[Written exercise]
From the entries that follow, extract each line holding the string "ngày".

[Stored data]
= = = = = = =
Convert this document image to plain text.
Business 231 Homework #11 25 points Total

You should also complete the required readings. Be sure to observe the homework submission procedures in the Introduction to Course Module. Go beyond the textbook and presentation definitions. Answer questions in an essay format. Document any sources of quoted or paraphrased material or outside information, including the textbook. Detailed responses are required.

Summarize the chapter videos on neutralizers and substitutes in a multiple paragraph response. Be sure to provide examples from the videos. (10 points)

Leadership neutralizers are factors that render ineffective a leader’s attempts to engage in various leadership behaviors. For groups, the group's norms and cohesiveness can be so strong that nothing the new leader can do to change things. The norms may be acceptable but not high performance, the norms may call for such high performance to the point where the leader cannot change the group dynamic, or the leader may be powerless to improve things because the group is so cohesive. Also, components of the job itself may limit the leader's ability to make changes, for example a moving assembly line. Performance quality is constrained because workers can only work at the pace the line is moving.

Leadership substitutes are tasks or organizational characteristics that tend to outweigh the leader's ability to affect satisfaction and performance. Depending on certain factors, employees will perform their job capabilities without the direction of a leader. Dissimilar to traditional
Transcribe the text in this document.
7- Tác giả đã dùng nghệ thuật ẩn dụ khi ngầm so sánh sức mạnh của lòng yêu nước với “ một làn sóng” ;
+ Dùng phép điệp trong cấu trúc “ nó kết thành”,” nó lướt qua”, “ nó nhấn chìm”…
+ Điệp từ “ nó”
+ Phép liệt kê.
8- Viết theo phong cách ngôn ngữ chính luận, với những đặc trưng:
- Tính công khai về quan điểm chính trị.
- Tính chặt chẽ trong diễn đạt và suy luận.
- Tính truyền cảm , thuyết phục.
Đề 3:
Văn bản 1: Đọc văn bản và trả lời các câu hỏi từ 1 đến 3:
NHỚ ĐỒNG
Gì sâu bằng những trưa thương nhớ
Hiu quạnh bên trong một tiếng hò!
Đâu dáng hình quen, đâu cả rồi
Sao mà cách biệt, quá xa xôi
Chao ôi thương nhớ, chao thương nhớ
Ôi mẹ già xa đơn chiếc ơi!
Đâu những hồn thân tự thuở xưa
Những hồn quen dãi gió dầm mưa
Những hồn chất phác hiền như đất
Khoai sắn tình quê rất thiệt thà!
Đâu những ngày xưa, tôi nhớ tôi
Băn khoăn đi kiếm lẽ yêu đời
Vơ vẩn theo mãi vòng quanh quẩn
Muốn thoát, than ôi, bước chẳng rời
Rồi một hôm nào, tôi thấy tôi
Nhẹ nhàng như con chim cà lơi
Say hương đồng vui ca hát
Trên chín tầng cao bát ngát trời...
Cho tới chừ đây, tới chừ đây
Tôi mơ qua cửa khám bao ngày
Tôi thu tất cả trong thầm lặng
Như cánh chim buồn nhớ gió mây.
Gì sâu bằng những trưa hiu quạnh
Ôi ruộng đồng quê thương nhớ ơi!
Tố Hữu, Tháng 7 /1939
= = = = = = =
[Reply]
Đâu những ngày xưa, tôi nhớ tôi
Tôi mơ qua cửa khám bao ngày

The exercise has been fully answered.